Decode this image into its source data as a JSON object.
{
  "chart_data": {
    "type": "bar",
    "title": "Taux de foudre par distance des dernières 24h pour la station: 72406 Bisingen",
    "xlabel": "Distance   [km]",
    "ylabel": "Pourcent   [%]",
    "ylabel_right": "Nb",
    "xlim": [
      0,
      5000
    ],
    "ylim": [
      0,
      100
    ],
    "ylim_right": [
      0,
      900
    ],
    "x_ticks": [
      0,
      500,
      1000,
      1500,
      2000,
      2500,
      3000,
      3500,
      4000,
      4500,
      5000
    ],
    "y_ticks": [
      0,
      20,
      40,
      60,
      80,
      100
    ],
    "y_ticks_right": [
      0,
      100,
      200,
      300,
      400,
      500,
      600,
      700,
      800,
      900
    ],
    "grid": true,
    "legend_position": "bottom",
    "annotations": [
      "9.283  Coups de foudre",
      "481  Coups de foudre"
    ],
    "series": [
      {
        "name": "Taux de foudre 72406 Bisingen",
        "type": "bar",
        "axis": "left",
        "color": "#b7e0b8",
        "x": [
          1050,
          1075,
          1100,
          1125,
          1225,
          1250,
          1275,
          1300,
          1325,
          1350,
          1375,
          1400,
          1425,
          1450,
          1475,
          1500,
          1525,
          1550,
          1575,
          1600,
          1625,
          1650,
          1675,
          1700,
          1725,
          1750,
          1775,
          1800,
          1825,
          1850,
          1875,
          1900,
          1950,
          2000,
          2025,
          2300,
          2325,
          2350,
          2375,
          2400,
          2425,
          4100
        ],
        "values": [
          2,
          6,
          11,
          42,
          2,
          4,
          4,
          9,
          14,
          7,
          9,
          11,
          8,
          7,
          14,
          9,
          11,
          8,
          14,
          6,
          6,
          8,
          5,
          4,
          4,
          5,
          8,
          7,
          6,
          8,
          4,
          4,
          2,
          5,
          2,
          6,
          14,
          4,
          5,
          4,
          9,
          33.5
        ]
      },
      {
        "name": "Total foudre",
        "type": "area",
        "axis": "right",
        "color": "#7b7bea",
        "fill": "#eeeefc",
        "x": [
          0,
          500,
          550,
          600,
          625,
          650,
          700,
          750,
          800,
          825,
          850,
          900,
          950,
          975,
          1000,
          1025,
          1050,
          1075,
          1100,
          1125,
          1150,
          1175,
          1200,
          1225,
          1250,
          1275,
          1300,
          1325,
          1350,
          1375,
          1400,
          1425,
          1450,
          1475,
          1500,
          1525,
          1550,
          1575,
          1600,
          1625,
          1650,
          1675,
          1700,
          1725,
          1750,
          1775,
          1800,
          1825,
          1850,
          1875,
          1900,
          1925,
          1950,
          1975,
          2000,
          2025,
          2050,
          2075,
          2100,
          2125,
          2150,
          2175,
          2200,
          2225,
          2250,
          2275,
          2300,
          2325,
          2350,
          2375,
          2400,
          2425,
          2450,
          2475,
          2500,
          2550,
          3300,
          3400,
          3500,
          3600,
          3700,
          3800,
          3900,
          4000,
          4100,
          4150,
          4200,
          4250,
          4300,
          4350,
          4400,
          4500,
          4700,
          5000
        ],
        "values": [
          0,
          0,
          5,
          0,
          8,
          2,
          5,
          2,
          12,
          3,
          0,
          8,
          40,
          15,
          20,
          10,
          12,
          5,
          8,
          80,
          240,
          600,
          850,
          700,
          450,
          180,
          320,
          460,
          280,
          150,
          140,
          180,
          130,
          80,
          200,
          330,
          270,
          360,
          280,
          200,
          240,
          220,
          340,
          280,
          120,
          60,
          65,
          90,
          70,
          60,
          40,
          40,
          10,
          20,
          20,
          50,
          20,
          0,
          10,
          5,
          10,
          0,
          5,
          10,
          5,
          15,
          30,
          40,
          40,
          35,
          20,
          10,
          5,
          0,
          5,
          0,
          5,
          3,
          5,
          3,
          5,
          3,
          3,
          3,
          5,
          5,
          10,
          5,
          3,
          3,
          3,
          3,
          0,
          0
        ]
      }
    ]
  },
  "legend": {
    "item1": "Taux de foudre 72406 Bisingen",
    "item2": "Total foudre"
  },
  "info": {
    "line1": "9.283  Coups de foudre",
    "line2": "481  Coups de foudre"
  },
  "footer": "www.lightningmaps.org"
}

• • • •

Required work » Transcribe the whole listing exactly.

Complete answer »
Decode this image into its source data as a JSON object.
{
  "chart_data": {
    "type": "bar",
    "title": "Taux de foudre par distance des dernières 24h pour la station: 72406 Bisingen",
    "xlabel": "Distance   [km]",
    "ylabel": "Pourcent   [%]",
    "ylabel_right": "Nb",
    "xlim": [
      0,
      5000
    ],
    "ylim": [
      0,
      100
    ],
    "ylim_right": [
      0,
      900
    ],
    "x_ticks": [
      0,
      500,
      1000,
      1500,
      2000,
      2500,
      3000,
      3500,
      4000,
      4500,
      5000
    ],
    "y_ticks": [
      0,
      20,
      40,
      60,
      80,
      100
    ],
    "y_ticks_right": [
      0,
      100,
      200,
      300,
      400,
      500,
      600,
      700,
      800,
      900
    ],
    "grid": true,
    "legend_position": "bottom",
    "annotations": [
      "9.283  Coups de foudre",
      "481  Coups de foudre"
    ],
    "series": [
      {
        "name": "Taux de foudre 72406 Bisingen",
        "type": "bar",
        "axis": "left",
        "color": "#b7e0b8",
        "x": [
          1050,
          1075,
          1100,
          1125,
          1225,
          1250,
          1275,
          1300,
          1325,
          1350,
          1375,
          1400,
          1425,
          1450,
          1475,
          1500,
          1525,
          1550,
          1575,
          1600,
          1625,
          1650,
          1675,
          1700,
          1725,
          1750,
          1775,
          1800,
          1825,
          1850,
          1875,
          1900,
          1950,
          2000,
          2025,
          2300,
          2325,
          2350,
          2375,
          2400,
          2425,
          4100
        ],
        "values": [
          2,
          6,
          11,
          42,
          2,
          4,
          4,
          9,
          14,
          7,
          9,
          11,
          8,
          7,
          14,
          9,
          11,
          8,
          14,
          6,
          6,
          8,
          5,
          4,
          4,
          5,
          8,
          7,
          6,
          8,
          4,
          4,
          2,
          5,
          2,
          6,
          14,
          4,
          5,
          4,
          9,
          33.5
        ]
      },
      {
        "name": "Total foudre",
        "type": "area",
        "axis": "right",
        "color": "#7b7bea",
        "fill": "#eeeefc",
        "x": [
          0,
          500,
          550,
          600,
          625,
          650,
          700,
          750,
          800,
          825,
          850,
          900,
          950,
          975,
          1000,
          1025,
          1050,
          1075,
          1100,
          1125,
          1150,
          1175,
          1200,
          1225,
          1250,
          1275,
          1300,
          1325,
          1350,
          1375,
          1400,
          1425,
          1450,
          1475,
          1500,
          1525,
          1550,
          1575,
          1600,
          1625,
          1650,
          1675,
          1700,
          1725,
          1750,
          1775,
          1800,
          1825,
          1850,
          1875,
          1900,
          1925,
          1950,
          1975,
          2000,
          2025,
          2050,
          2075,
          2100,
          2125,
          2150,
          2175,
          2200,
          2225,
          2250,
          2275,
          2300,
          2325,
          2350,
          2375,
          2400,
          2425,
          2450,
          2475,
          2500,
          2550,
          3300,
          3400,
          3500,
          3600,
          3700,
          3800,
          3900,
          4000,
          4100,
          4150,
          4200,
          4250,
          4300,
          4350,
          4400,
          4500,
          4700,
          5000
        ],
        "values": [
          0,
          0,
          5,
          0,
          8,
          2,
          5,
          2,
          12,
          3,
          0,
          8,
          40,
          15,
          20,
          10,
          12,
          5,
          8,
          80,
          240,
          600,
          850,
          700,
          450,
          180,
          320,
          460,
          280,
          150,
          140,
          180,
          130,
          80,
          200,
          330,
          270,
          360,
          280,
          200,
          240,
          220,
          340,
          280,
          120,
          60,
          65,
          90,
          70,
          60,
          40,
          40,
          10,
          20,
          20,
          50,
          20,
          0,
          10,
          5,
          10,
          0,
          5,
          10,
          5,
          15,
          30,
          40,
          40,
          35,
          20,
          10,
          5,
          0,
          5,
          0,
          5,
          3,
          5,
          3,
          5,
          3,
          3,
          3,
          5,
          5,
          10,
          5,
          3,
          3,
          3,
          3,
          0,
          0
        ]
      }
    ]
  },
  "legend": {
    "item1": "Taux de foudre 72406 Bisingen",
    "item2": "Total foudre"
  },
  "info": {
    "line1": "9.283  Coups de foudre",
    "line2": "481  Coups de foudre"
  },
  "footer": "www.lightningmaps.org"
}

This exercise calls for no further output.